* _Task directions_: Look for "What's the underlying" in the records below, then copy that line and every line after it, exactly and with nothing added.

---------------

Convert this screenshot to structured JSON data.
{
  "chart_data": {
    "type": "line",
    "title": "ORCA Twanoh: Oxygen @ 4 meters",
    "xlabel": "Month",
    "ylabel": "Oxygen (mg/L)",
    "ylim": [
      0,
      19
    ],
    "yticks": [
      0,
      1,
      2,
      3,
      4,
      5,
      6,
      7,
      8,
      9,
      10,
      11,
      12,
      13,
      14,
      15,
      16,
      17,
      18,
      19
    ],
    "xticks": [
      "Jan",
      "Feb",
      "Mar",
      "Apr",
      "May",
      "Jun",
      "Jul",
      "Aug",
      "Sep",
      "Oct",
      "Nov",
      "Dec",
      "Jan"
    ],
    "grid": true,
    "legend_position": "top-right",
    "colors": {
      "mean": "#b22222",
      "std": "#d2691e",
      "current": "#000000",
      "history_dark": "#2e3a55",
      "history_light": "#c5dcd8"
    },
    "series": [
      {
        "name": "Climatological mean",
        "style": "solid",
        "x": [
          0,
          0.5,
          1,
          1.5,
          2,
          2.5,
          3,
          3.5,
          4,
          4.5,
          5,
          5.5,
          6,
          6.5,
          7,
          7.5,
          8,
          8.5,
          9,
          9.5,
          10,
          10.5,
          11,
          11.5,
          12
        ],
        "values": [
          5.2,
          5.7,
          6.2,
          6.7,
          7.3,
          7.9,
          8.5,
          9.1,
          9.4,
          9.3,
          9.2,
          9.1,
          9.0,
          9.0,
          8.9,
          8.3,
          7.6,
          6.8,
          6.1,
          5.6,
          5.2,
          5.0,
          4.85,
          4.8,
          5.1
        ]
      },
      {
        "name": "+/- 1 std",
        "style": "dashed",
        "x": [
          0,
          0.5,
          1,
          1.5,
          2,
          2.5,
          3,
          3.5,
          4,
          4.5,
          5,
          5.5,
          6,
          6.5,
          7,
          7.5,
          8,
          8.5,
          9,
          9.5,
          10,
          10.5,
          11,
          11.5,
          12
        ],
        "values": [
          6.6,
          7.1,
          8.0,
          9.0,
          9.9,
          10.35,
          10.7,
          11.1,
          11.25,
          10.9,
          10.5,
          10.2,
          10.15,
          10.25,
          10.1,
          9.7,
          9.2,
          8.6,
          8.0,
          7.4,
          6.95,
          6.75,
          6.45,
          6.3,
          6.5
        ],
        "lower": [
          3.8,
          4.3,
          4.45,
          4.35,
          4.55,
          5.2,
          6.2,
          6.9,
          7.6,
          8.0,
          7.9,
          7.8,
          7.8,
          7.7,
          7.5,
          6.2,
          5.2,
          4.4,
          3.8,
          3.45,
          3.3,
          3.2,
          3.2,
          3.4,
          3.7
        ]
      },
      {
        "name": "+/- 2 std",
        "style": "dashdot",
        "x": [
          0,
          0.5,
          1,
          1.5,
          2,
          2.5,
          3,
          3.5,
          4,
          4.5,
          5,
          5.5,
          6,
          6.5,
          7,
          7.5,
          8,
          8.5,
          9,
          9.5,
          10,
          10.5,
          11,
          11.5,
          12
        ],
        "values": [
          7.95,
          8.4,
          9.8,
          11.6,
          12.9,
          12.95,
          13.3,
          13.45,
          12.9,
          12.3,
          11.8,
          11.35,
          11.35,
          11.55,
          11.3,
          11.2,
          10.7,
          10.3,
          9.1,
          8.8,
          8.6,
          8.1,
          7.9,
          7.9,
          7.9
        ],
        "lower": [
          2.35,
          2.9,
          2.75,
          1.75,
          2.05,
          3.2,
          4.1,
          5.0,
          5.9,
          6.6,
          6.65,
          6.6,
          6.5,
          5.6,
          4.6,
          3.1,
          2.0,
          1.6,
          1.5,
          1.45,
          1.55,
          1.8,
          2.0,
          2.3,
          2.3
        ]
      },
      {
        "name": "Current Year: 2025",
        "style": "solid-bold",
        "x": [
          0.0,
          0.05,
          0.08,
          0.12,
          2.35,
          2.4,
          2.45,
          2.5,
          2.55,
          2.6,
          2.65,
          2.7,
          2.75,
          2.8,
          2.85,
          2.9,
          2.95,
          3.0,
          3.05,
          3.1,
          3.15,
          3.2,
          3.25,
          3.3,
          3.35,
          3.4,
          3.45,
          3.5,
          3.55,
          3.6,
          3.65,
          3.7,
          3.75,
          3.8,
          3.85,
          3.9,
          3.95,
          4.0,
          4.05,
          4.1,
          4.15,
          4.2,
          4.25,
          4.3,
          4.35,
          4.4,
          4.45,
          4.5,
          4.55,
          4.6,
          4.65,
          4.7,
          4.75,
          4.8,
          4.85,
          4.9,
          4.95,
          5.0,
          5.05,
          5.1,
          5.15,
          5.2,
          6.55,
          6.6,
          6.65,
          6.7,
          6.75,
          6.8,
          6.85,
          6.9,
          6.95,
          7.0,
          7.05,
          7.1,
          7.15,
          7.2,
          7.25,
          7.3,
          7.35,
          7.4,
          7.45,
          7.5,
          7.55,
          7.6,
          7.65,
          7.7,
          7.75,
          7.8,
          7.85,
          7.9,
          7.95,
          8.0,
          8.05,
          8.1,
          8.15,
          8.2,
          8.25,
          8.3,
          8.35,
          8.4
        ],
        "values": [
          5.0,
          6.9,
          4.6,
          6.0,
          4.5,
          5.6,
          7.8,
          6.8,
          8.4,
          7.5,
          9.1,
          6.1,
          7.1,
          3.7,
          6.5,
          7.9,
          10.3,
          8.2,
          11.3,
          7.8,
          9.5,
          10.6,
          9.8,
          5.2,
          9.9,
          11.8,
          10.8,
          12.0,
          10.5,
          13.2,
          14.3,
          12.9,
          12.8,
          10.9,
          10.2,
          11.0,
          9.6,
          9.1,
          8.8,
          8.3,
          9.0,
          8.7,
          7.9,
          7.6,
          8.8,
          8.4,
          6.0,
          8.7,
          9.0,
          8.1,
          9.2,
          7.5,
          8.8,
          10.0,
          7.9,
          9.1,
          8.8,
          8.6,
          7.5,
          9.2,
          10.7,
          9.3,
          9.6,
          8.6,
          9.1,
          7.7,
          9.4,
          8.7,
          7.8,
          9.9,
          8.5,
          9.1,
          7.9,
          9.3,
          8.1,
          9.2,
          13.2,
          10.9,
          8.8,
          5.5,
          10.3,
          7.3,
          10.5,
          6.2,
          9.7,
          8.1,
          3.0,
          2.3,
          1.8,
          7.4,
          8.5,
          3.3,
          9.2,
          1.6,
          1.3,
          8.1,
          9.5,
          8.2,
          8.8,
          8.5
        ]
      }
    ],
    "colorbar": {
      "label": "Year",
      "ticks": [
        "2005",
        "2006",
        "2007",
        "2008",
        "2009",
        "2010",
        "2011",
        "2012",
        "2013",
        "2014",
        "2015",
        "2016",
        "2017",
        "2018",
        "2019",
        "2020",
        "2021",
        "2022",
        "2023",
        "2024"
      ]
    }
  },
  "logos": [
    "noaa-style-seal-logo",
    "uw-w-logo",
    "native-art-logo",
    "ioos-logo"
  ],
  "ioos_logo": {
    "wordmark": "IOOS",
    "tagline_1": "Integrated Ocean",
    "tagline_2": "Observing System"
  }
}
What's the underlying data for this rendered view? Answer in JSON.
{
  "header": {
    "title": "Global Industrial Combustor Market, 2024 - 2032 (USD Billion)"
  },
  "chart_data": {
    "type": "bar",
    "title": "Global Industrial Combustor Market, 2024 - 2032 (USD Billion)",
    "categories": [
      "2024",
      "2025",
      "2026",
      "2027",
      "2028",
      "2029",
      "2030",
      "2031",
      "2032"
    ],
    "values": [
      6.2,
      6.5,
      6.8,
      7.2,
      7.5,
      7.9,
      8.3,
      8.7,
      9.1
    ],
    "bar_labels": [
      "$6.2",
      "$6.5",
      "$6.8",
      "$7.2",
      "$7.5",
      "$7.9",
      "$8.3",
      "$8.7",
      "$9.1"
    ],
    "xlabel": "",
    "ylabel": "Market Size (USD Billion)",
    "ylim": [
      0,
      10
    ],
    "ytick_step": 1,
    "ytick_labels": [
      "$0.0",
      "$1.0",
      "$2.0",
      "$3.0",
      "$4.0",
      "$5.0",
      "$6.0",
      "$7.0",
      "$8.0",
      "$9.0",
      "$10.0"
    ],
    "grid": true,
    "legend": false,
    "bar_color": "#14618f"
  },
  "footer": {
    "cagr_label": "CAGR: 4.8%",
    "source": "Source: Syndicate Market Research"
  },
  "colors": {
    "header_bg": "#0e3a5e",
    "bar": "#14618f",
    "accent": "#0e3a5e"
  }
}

---------------

* _Reply_:
What's the underlying data for this rendered view? Answer in JSON.
{
  "header": {
    "title": "Global Industrial Combustor Market, 2024 - 2032 (USD Billion)"
  },
  "chart_data": {
    "type": "bar",
    "title": "Global Industrial Combustor Market, 2024 - 2032 (USD Billion)",
    "categories": [
      "2024",
      "2025",
      "2026",
      "2027",
      "2028",
      "2029",
      "2030",
      "2031",
      "2032"
    ],
    "values": [
      6.2,
      6.5,
      6.8,
      7.2,
      7.5,
      7.9,
      8.3,
      8.7,
      9.1
    ],
    "bar_labels": [
      "$6.2",
      "$6.5",
      "$6.8",
      "$7.2",
      "$7.5",
      "$7.9",
      "$8.3",
      "$8.7",
      "$9.1"
    ],
    "xlabel": "",
    "ylabel": "Market Size (USD Billion)",
    "ylim": [
      0,
      10
    ],
    "ytick_step": 1,
    "ytick_labels": [
      "$0.0",
      "$1.0",
      "$2.0",
      "$3.0",
      "$4.0",
      "$5.0",
      "$6.0",
      "$7.0",
      "$8.0",
      "$9.0",
      "$10.0"
    ],
    "grid": true,
    "legend": false,
    "bar_color": "#14618f"
  },
  "footer": {
    "cagr_label": "CAGR: 4.8%",
    "source": "Source: Syndicate Market Research"
  },
  "colors": {
    "header_bg": "#0e3a5e",
    "bar": "#14618f",
    "accent": "#0e3a5e"
  }
}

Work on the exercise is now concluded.